= OBJECTIVE =
Without altering anything, output the material below.

= Data extracted from a collection =
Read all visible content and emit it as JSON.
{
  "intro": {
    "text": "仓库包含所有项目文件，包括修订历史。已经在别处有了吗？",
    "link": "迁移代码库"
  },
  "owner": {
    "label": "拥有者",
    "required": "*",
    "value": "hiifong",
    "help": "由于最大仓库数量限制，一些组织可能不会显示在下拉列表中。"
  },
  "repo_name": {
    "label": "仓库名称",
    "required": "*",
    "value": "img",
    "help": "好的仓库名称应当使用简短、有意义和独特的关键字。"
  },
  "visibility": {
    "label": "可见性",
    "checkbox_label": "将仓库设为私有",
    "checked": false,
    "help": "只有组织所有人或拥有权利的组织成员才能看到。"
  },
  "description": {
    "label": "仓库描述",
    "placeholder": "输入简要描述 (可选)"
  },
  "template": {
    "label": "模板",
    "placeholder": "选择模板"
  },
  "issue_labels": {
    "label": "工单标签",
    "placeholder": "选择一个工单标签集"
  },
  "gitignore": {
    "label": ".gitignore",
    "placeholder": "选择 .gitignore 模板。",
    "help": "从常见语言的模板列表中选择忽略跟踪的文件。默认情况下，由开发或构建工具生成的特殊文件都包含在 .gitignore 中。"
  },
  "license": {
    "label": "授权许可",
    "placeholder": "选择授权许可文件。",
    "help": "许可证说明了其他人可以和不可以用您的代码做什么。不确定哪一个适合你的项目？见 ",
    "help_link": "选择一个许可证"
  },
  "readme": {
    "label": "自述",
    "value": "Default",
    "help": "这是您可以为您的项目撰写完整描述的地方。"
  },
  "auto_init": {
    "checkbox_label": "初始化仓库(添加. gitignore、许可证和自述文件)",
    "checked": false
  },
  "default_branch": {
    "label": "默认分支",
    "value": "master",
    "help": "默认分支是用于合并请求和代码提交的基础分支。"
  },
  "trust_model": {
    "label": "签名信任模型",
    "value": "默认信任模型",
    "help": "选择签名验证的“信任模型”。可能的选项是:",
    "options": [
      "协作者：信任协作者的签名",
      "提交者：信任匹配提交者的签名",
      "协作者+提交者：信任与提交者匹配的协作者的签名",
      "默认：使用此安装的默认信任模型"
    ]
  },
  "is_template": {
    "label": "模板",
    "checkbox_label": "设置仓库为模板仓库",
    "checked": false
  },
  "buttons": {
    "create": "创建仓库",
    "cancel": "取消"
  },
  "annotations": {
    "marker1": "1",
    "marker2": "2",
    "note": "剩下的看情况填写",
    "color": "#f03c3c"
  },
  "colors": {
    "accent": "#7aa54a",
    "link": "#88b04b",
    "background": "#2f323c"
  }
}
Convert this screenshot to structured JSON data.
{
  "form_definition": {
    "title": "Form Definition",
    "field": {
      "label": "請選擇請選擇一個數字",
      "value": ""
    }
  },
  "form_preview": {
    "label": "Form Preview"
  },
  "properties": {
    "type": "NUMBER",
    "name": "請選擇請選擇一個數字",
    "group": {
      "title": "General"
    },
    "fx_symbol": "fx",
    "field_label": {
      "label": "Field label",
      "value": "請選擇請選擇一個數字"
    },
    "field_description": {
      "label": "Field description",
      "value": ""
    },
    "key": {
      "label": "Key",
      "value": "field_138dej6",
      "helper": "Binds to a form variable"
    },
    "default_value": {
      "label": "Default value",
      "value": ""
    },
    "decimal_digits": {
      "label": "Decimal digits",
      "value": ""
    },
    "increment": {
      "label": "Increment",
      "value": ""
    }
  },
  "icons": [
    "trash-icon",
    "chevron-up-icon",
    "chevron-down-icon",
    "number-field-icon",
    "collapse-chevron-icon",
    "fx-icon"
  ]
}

= THE COMPLETED TASK =
Read all visible content and emit it as JSON.
{
  "intro": {
    "text": "仓库包含所有项目文件，包括修订历史。已经在别处有了吗？",
    "link": "迁移代码库"
  },
  "owner": {
    "label": "拥有者",
    "required": "*",
    "value": "hiifong",
    "help": "由于最大仓库数量限制，一些组织可能不会显示在下拉列表中。"
  },
  "repo_name": {
    "label": "仓库名称",
    "required": "*",
    "value": "img",
    "help": "好的仓库名称应当使用简短、有意义和独特的关键字。"
  },
  "visibility": {
    "label": "可见性",
    "checkbox_label": "将仓库设为私有",
    "checked": false,
    "help": "只有组织所有人或拥有权利的组织成员才能看到。"
  },
  "description": {
    "label": "仓库描述",
    "placeholder": "输入简要描述 (可选)"
  },
  "template": {
    "label": "模板",
    "placeholder": "选择模板"
  },
  "issue_labels": {
    "label": "工单标签",
    "placeholder": "选择一个工单标签集"
  },
  "gitignore": {
    "label": ".gitignore",
    "placeholder": "选择 .gitignore 模板。",
    "help": "从常见语言的模板列表中选择忽略跟踪的文件。默认情况下，由开发或构建工具生成的特殊文件都包含在 .gitignore 中。"
  },
  "license": {
    "label": "授权许可",
    "placeholder": "选择授权许可文件。",
    "help": "许可证说明了其他人可以和不可以用您的代码做什么。不确定哪一个适合你的项目？见 ",
    "help_link": "选择一个许可证"
  },
  "readme": {
    "label": "自述",
    "value": "Default",
    "help": "这是您可以为您的项目撰写完整描述的地方。"
  },
  "auto_init": {
    "checkbox_label": "初始化仓库(添加. gitignore、许可证和自述文件)",
    "checked": false
  },
  "default_branch": {
    "label": "默认分支",
    "value": "master",
    "help": "默认分支是用于合并请求和代码提交的基础分支。"
  },
  "trust_model": {
    "label": "签名信任模型",
    "value": "默认信任模型",
    "help": "选择签名验证的“信任模型”。可能的选项是:",
    "options": [
      "协作者：信任协作者的签名",
      "提交者：信任匹配提交者的签名",
      "协作者+提交者：信任与提交者匹配的协作者的签名",
      "默认：使用此安装的默认信任模型"
    ]
  },
  "is_template": {
    "label": "模板",
    "checkbox_label": "设置仓库为模板仓库",
    "checked": false
  },
  "buttons": {
    "create": "创建仓库",
    "cancel": "取消"
  },
  "annotations": {
    "marker1": "1",
    "marker2": "2",
    "note": "剩下的看情况填写",
    "color": "#f03c3c"
  },
  "colors": {
    "accent": "#7aa54a",
    "link": "#88b04b",
    "background": "#2f323c"
  }
}
Convert this screenshot to structured JSON data.
{
  "form_definition": {
    "title": "Form Definition",
    "field": {
      "label": "請選擇請選擇一個數字",
      "value": ""
    }
  },
  "form_preview": {
    "label": "Form Preview"
  },
  "properties": {
    "type": "NUMBER",
    "name": "請選擇請選擇一個數字",
    "group": {
      "title": "General"
    },
    "fx_symbol": "fx",
    "field_label": {
      "label": "Field label",
      "value": "請選擇請選擇一個數字"
    },
    "field_description": {
      "label": "Field description",
      "value": ""
    },
    "key": {
      "label": "Key",
      "value": "field_138dej6",
      "helper": "Binds to a form variable"
    },
    "default_value": {
      "label": "Default value",
      "value": ""
    },
    "decimal_digits": {
      "label": "Decimal digits",
      "value": ""
    },
    "increment": {
      "label": "Increment",
      "value": ""
    }
  },
  "icons": [
    "trash-icon",
    "chevron-up-icon",
    "chevron-down-icon",
    "number-field-icon",
    "collapse-chevron-icon",
    "fx-icon"
  ]
}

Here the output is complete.